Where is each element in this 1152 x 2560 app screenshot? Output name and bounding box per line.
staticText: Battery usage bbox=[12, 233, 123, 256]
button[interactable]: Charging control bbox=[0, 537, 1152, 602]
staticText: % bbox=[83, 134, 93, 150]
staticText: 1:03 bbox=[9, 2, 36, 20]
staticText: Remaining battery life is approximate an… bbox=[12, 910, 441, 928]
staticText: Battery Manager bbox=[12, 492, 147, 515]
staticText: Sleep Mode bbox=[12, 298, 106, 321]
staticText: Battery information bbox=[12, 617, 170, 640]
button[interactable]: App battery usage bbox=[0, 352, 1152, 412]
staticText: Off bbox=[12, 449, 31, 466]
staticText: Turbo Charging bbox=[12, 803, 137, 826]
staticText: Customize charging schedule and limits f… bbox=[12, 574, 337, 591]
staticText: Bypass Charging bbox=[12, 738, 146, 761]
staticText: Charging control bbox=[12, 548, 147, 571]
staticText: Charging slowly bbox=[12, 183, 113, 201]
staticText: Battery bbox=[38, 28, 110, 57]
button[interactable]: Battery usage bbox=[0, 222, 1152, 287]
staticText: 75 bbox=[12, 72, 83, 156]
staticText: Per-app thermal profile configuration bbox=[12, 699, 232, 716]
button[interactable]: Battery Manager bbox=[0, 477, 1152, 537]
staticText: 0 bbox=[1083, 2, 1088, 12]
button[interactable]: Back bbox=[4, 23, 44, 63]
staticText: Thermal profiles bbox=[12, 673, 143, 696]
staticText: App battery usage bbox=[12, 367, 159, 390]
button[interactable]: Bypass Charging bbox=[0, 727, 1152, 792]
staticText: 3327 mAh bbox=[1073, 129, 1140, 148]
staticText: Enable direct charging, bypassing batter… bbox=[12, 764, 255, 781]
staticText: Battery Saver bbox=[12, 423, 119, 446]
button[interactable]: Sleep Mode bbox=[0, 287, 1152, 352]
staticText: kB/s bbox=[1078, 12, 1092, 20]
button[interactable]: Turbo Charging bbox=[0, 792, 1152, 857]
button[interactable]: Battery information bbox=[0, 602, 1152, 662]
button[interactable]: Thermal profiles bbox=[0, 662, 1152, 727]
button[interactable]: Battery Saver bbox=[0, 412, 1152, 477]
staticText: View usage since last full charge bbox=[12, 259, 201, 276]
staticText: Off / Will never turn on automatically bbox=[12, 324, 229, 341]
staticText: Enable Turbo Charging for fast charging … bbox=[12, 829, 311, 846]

---

Count the lines in the listing above that contain the string "Sleep", matching case exactly, and give only the number.

2